## Short problem
Quote every line below exactly and skip any picture.

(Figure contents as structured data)

━━━━━━━━

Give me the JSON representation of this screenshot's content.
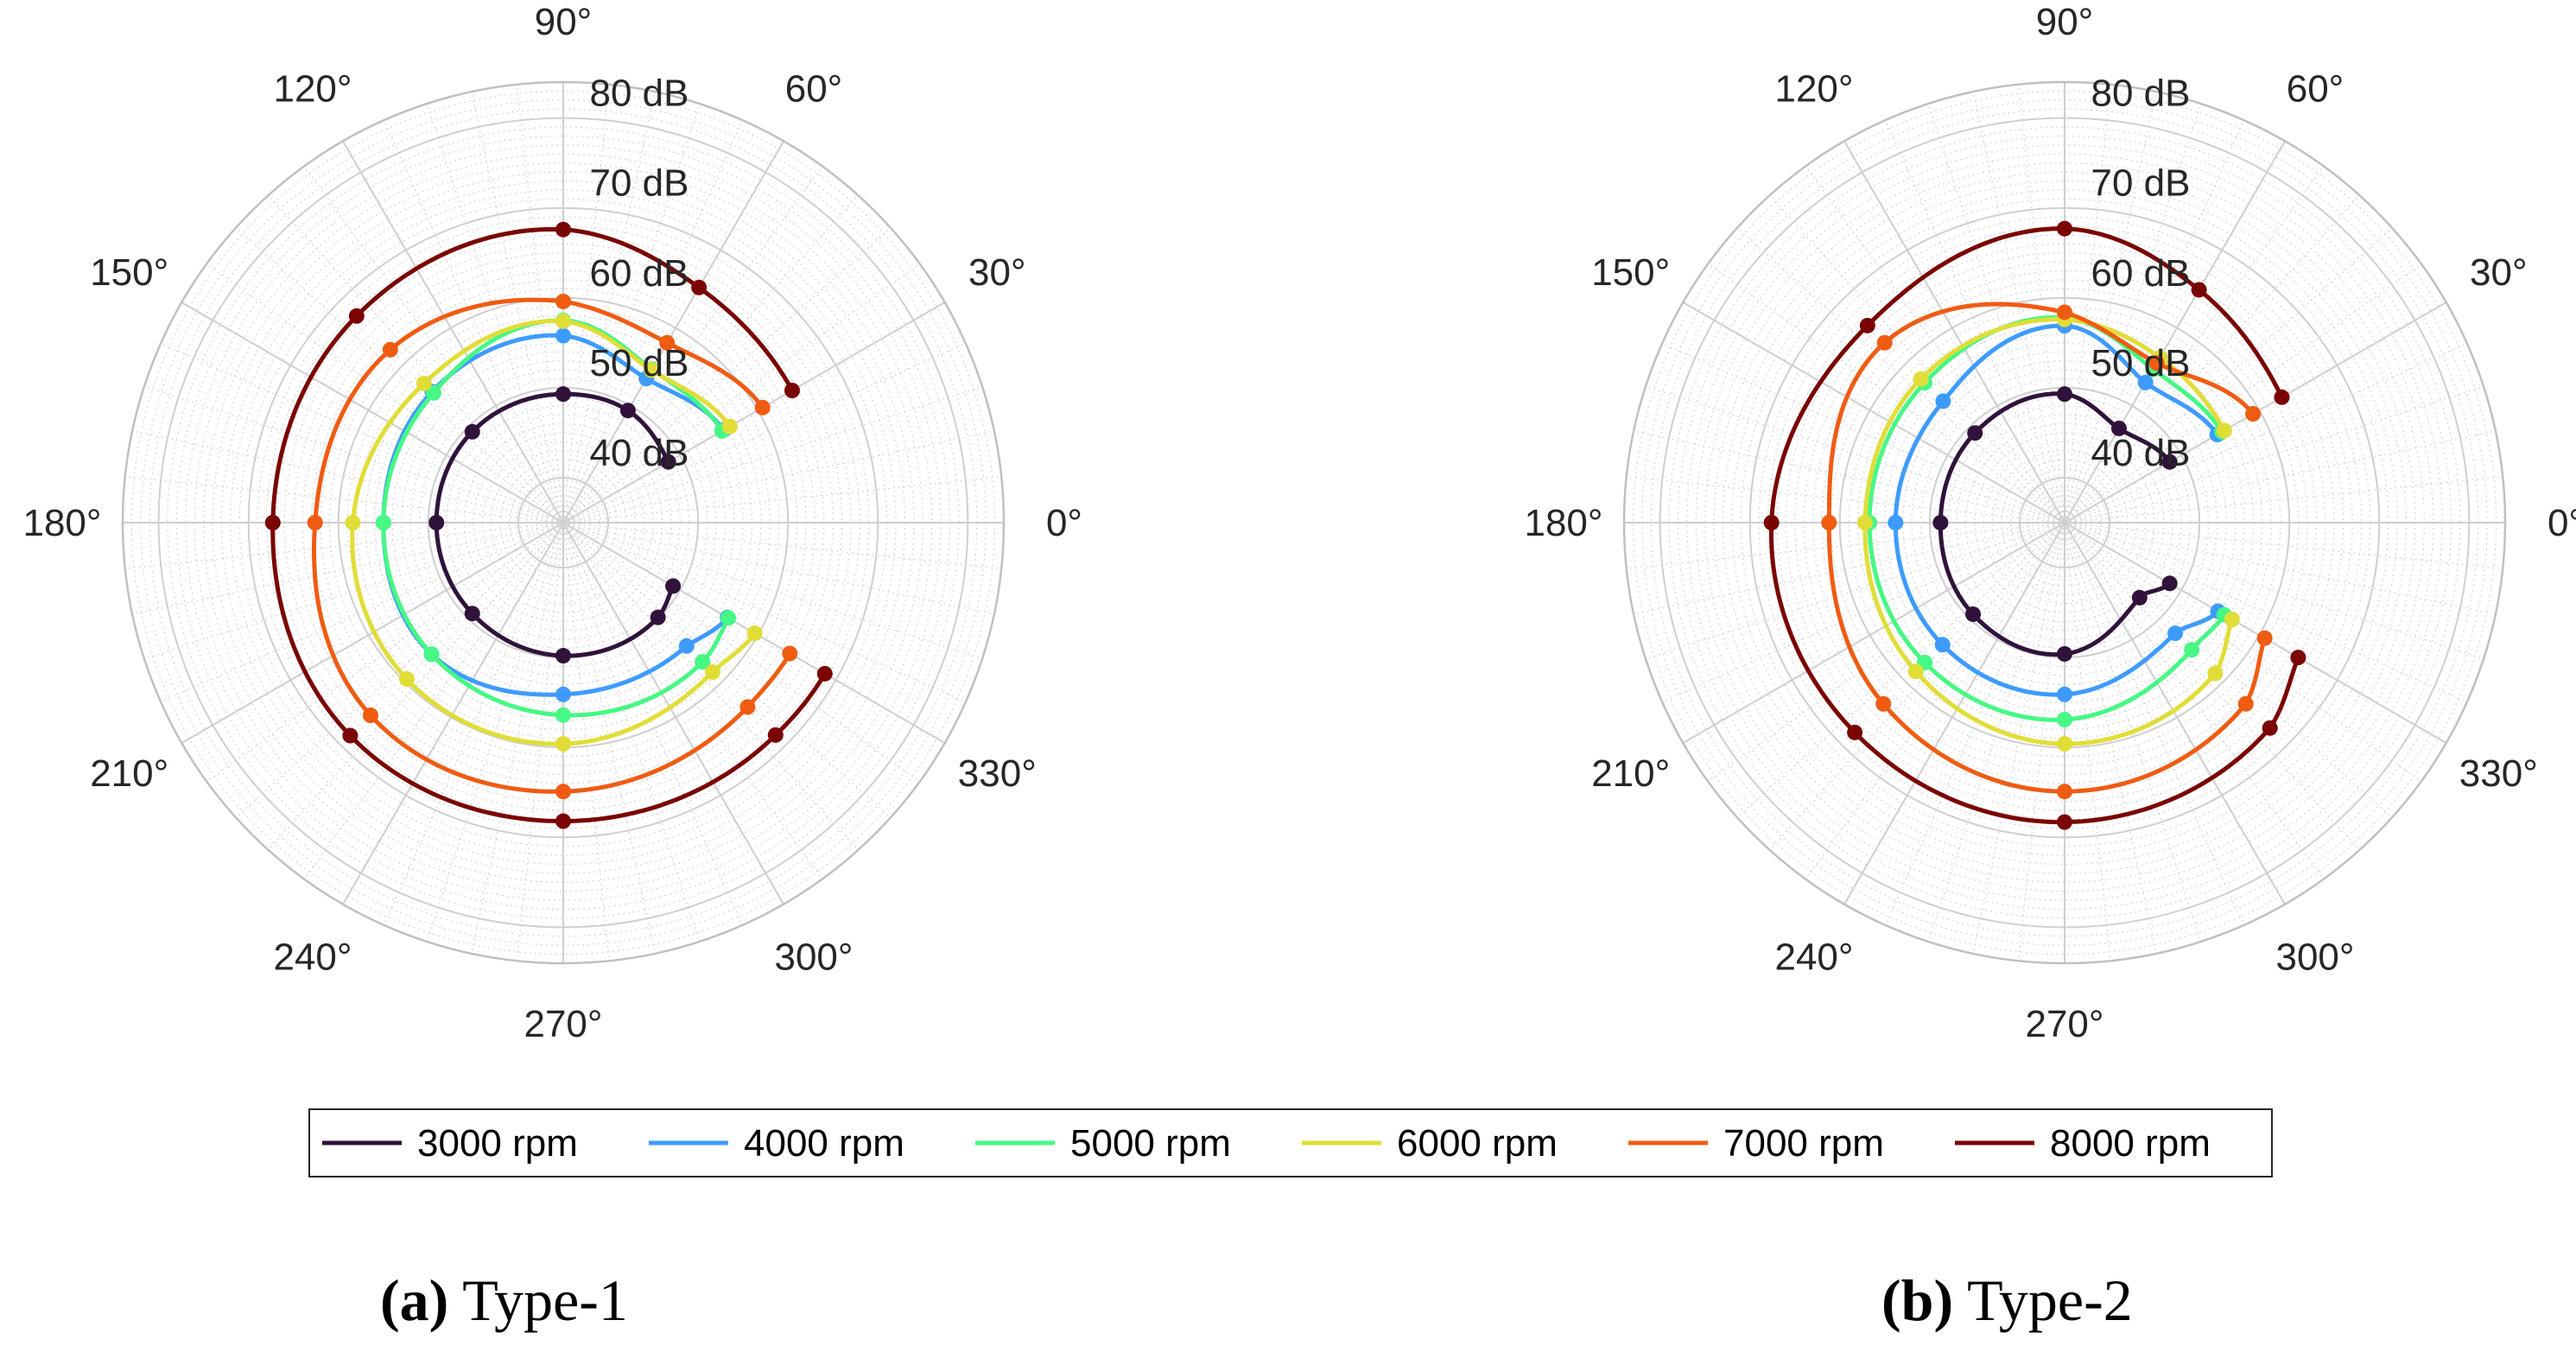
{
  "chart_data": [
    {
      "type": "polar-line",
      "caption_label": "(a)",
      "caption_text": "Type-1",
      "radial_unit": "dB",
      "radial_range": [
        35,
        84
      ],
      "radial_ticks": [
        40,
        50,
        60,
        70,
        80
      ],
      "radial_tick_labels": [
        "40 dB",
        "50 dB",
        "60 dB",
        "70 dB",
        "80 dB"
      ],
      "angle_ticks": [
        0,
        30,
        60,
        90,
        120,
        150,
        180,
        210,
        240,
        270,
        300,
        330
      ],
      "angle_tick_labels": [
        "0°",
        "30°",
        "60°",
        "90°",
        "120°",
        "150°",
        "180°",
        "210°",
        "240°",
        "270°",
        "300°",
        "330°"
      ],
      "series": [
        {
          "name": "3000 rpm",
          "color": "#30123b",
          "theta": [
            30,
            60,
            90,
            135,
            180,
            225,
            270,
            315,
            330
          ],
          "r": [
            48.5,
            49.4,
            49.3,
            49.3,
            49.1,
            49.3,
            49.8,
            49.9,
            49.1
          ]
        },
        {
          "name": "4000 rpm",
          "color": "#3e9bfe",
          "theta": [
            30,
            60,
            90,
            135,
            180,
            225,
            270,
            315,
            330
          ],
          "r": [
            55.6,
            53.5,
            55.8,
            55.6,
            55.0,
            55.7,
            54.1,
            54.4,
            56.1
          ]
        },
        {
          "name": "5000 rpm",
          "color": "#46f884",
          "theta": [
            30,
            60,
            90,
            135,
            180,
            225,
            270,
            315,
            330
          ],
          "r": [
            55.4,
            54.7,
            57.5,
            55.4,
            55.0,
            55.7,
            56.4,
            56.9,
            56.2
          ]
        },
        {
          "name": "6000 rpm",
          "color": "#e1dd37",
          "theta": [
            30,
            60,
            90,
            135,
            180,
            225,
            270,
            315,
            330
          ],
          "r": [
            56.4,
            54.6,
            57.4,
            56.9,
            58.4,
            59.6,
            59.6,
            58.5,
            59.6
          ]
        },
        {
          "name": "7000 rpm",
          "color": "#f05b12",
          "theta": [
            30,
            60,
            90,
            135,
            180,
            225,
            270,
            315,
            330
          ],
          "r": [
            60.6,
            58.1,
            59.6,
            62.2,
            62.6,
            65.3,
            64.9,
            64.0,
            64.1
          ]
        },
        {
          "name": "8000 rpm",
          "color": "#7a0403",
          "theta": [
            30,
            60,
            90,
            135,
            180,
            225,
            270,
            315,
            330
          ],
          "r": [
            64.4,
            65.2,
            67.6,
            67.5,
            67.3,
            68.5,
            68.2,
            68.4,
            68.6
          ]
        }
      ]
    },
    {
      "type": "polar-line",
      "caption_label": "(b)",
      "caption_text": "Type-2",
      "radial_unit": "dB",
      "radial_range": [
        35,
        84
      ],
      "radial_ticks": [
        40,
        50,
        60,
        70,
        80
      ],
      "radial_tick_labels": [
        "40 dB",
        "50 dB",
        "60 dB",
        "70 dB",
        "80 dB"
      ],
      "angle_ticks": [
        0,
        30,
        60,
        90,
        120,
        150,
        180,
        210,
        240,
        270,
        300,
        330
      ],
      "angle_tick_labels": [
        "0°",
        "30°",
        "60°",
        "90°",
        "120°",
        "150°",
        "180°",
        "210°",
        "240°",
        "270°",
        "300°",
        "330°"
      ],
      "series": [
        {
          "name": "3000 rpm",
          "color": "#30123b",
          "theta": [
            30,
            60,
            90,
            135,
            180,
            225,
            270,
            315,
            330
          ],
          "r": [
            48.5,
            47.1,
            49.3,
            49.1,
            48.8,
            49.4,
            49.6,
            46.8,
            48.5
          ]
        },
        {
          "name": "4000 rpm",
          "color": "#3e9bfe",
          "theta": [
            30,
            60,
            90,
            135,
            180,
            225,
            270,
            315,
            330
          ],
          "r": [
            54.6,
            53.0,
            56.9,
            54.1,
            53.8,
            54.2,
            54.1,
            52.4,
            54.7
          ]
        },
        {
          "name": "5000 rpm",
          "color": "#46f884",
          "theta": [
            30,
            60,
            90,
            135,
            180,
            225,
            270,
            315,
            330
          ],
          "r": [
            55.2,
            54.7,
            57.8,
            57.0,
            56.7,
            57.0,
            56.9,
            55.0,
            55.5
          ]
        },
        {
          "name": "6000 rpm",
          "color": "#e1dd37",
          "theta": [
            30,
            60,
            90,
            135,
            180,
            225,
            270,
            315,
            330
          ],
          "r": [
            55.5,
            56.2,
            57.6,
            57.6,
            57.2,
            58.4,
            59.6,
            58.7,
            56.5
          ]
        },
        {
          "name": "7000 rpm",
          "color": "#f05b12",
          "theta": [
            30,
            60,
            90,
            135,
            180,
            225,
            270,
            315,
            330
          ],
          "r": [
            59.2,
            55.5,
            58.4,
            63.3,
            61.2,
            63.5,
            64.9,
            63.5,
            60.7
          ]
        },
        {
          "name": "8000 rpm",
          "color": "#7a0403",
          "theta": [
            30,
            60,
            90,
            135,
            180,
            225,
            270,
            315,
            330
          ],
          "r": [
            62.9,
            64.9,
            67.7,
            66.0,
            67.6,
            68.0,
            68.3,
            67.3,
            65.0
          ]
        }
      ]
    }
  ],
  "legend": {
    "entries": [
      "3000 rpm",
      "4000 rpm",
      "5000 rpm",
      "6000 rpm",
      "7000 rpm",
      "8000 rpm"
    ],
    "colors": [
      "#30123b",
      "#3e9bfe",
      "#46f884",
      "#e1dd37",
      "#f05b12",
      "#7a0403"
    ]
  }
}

━━━━━━━━

## Full solution
Give me the JSON representation of this screenshot's content.
{
  "chart_data": [
    {
      "type": "polar-line",
      "caption_label": "(a)",
      "caption_text": "Type-1",
      "radial_unit": "dB",
      "radial_range": [
        35,
        84
      ],
      "radial_ticks": [
        40,
        50,
        60,
        70,
        80
      ],
      "radial_tick_labels": [
        "40 dB",
        "50 dB",
        "60 dB",
        "70 dB",
        "80 dB"
      ],
      "angle_ticks": [
        0,
        30,
        60,
        90,
        120,
        150,
        180,
        210,
        240,
        270,
        300,
        330
      ],
      "angle_tick_labels": [
        "0°",
        "30°",
        "60°",
        "90°",
        "120°",
        "150°",
        "180°",
        "210°",
        "240°",
        "270°",
        "300°",
        "330°"
      ],
      "series": [
        {
          "name": "3000 rpm",
          "color": "#30123b",
          "theta": [
            30,
            60,
            90,
            135,
            180,
            225,
            270,
            315,
            330
          ],
          "r": [
            48.5,
            49.4,
            49.3,
            49.3,
            49.1,
            49.3,
            49.8,
            49.9,
            49.1
          ]
        },
        {
          "name": "4000 rpm",
          "color": "#3e9bfe",
          "theta": [
            30,
            60,
            90,
            135,
            180,
            225,
            270,
            315,
            330
          ],
          "r": [
            55.6,
            53.5,
            55.8,
            55.6,
            55.0,
            55.7,
            54.1,
            54.4,
            56.1
          ]
        },
        {
          "name": "5000 rpm",
          "color": "#46f884",
          "theta": [
            30,
            60,
            90,
            135,
            180,
            225,
            270,
            315,
            330
          ],
          "r": [
            55.4,
            54.7,
            57.5,
            55.4,
            55.0,
            55.7,
            56.4,
            56.9,
            56.2
          ]
        },
        {
          "name": "6000 rpm",
          "color": "#e1dd37",
          "theta": [
            30,
            60,
            90,
            135,
            180,
            225,
            270,
            315,
            330
          ],
          "r": [
            56.4,
            54.6,
            57.4,
            56.9,
            58.4,
            59.6,
            59.6,
            58.5,
            59.6
          ]
        },
        {
          "name": "7000 rpm",
          "color": "#f05b12",
          "theta": [
            30,
            60,
            90,
            135,
            180,
            225,
            270,
            315,
            330
          ],
          "r": [
            60.6,
            58.1,
            59.6,
            62.2,
            62.6,
            65.3,
            64.9,
            64.0,
            64.1
          ]
        },
        {
          "name": "8000 rpm",
          "color": "#7a0403",
          "theta": [
            30,
            60,
            90,
            135,
            180,
            225,
            270,
            315,
            330
          ],
          "r": [
            64.4,
            65.2,
            67.6,
            67.5,
            67.3,
            68.5,
            68.2,
            68.4,
            68.6
          ]
        }
      ]
    },
    {
      "type": "polar-line",
      "caption_label": "(b)",
      "caption_text": "Type-2",
      "radial_unit": "dB",
      "radial_range": [
        35,
        84
      ],
      "radial_ticks": [
        40,
        50,
        60,
        70,
        80
      ],
      "radial_tick_labels": [
        "40 dB",
        "50 dB",
        "60 dB",
        "70 dB",
        "80 dB"
      ],
      "angle_ticks": [
        0,
        30,
        60,
        90,
        120,
        150,
        180,
        210,
        240,
        270,
        300,
        330
      ],
      "angle_tick_labels": [
        "0°",
        "30°",
        "60°",
        "90°",
        "120°",
        "150°",
        "180°",
        "210°",
        "240°",
        "270°",
        "300°",
        "330°"
      ],
      "series": [
        {
          "name": "3000 rpm",
          "color": "#30123b",
          "theta": [
            30,
            60,
            90,
            135,
            180,
            225,
            270,
            315,
            330
          ],
          "r": [
            48.5,
            47.1,
            49.3,
            49.1,
            48.8,
            49.4,
            49.6,
            46.8,
            48.5
          ]
        },
        {
          "name": "4000 rpm",
          "color": "#3e9bfe",
          "theta": [
            30,
            60,
            90,
            135,
            180,
            225,
            270,
            315,
            330
          ],
          "r": [
            54.6,
            53.0,
            56.9,
            54.1,
            53.8,
            54.2,
            54.1,
            52.4,
            54.7
          ]
        },
        {
          "name": "5000 rpm",
          "color": "#46f884",
          "theta": [
            30,
            60,
            90,
            135,
            180,
            225,
            270,
            315,
            330
          ],
          "r": [
            55.2,
            54.7,
            57.8,
            57.0,
            56.7,
            57.0,
            56.9,
            55.0,
            55.5
          ]
        },
        {
          "name": "6000 rpm",
          "color": "#e1dd37",
          "theta": [
            30,
            60,
            90,
            135,
            180,
            225,
            270,
            315,
            330
          ],
          "r": [
            55.5,
            56.2,
            57.6,
            57.6,
            57.2,
            58.4,
            59.6,
            58.7,
            56.5
          ]
        },
        {
          "name": "7000 rpm",
          "color": "#f05b12",
          "theta": [
            30,
            60,
            90,
            135,
            180,
            225,
            270,
            315,
            330
          ],
          "r": [
            59.2,
            55.5,
            58.4,
            63.3,
            61.2,
            63.5,
            64.9,
            63.5,
            60.7
          ]
        },
        {
          "name": "8000 rpm",
          "color": "#7a0403",
          "theta": [
            30,
            60,
            90,
            135,
            180,
            225,
            270,
            315,
            330
          ],
          "r": [
            62.9,
            64.9,
            67.7,
            66.0,
            67.6,
            68.0,
            68.3,
            67.3,
            65.0
          ]
        }
      ]
    }
  ],
  "legend": {
    "entries": [
      "3000 rpm",
      "4000 rpm",
      "5000 rpm",
      "6000 rpm",
      "7000 rpm",
      "8000 rpm"
    ],
    "colors": [
      "#30123b",
      "#3e9bfe",
      "#46f884",
      "#e1dd37",
      "#f05b12",
      "#7a0403"
    ]
  }
}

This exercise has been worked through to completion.